■ **AIM OF THE TASK**: From the entries that follow, list every line in which the string "type" appears.
--- START LISTED RECORDS ---
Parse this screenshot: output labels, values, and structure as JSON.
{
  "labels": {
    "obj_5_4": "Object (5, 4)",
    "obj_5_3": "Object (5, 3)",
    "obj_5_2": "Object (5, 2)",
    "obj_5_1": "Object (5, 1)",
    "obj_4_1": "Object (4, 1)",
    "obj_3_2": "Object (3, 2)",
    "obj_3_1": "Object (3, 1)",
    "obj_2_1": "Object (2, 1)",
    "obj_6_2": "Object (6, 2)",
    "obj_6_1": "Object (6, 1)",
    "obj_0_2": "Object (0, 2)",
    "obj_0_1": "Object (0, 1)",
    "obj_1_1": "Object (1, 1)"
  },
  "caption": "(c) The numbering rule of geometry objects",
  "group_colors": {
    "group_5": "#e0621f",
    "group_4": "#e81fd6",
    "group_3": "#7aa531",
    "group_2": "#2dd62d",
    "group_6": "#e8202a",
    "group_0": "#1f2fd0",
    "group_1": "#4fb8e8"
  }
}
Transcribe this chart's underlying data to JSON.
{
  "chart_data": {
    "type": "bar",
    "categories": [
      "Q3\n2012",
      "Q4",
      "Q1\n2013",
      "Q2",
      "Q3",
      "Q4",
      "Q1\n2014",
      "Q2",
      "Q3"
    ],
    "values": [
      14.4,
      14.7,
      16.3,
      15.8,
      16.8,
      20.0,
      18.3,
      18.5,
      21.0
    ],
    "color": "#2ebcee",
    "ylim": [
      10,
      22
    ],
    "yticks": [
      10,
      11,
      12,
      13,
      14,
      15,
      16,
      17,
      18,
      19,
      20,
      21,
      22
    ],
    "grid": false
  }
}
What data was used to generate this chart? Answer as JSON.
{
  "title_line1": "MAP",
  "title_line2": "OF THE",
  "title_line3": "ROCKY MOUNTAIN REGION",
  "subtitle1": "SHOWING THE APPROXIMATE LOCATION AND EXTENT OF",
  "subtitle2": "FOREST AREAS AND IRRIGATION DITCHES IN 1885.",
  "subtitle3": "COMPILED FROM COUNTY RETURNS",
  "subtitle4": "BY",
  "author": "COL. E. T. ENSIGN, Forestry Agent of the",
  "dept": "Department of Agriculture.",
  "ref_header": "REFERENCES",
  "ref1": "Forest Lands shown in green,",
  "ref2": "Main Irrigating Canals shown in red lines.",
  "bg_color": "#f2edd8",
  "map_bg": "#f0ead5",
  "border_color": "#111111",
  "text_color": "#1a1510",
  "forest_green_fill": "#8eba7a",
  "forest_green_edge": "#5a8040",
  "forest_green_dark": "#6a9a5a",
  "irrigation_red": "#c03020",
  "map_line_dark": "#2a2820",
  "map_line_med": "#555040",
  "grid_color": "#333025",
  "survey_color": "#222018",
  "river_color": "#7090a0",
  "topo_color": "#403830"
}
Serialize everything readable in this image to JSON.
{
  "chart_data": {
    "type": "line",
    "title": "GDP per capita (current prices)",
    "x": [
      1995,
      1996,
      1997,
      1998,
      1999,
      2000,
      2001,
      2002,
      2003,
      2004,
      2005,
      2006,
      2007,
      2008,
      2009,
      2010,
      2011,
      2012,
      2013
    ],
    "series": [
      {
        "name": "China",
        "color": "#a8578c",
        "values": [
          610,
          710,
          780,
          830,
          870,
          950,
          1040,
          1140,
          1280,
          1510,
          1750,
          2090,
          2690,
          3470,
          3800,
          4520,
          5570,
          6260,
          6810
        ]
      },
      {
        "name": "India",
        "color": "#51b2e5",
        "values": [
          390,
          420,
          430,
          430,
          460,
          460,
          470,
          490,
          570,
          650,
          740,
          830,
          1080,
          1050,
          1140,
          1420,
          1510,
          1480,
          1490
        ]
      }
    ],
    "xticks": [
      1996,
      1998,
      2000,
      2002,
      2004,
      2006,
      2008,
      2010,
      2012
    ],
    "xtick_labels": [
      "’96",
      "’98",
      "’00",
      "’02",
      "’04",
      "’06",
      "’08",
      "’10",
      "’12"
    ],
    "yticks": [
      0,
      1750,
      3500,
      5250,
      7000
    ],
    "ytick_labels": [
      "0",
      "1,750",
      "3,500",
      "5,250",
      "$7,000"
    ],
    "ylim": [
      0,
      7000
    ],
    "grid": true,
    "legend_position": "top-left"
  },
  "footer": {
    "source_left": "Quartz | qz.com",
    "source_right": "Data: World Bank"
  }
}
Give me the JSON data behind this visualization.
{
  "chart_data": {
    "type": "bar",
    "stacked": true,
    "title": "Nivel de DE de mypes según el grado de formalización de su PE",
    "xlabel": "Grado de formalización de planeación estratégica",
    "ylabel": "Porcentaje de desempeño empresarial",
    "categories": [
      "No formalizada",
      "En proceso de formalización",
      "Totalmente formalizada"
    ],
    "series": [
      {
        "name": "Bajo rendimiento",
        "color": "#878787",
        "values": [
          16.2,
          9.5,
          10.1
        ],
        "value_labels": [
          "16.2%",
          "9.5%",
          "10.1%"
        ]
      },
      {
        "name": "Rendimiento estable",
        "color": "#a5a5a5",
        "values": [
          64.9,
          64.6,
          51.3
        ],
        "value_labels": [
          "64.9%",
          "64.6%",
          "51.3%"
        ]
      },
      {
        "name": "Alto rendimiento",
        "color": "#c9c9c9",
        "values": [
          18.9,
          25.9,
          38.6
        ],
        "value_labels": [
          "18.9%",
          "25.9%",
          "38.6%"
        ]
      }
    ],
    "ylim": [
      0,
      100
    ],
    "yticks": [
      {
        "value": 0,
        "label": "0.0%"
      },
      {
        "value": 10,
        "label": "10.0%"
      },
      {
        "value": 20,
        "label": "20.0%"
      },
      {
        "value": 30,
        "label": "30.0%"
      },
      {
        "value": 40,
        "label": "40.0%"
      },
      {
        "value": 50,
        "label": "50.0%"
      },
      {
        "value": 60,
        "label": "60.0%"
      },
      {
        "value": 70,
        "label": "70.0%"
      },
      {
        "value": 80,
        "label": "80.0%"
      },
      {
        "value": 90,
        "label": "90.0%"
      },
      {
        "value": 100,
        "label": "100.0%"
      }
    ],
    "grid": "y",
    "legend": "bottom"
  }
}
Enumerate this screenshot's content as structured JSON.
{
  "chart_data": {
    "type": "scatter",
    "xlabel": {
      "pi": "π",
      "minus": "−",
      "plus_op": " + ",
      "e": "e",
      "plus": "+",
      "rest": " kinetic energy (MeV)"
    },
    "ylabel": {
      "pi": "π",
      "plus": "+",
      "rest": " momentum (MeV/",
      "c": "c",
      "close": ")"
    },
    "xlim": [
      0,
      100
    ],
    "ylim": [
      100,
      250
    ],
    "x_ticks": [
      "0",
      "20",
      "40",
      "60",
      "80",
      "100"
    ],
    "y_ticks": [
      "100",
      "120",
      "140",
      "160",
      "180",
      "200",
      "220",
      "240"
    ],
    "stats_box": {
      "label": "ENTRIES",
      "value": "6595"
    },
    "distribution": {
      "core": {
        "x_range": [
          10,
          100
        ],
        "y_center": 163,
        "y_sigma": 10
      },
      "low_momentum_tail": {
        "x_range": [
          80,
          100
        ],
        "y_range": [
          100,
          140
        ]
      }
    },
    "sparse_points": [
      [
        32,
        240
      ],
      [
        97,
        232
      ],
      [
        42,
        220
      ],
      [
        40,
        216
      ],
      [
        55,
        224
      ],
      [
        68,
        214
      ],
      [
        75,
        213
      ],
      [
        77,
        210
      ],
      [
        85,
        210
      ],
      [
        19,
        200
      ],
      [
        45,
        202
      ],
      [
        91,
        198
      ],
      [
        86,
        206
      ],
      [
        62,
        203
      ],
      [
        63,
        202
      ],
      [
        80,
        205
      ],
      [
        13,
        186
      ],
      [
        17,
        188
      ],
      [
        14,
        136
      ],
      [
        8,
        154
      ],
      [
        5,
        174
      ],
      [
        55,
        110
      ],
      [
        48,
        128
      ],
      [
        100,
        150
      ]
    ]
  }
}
--- END LISTED RECORDS ---
■ **EXPECTED OUTPUT**:
    "type": "bar",
    "type": "line",
    "type": "bar",
    "type": "scatter",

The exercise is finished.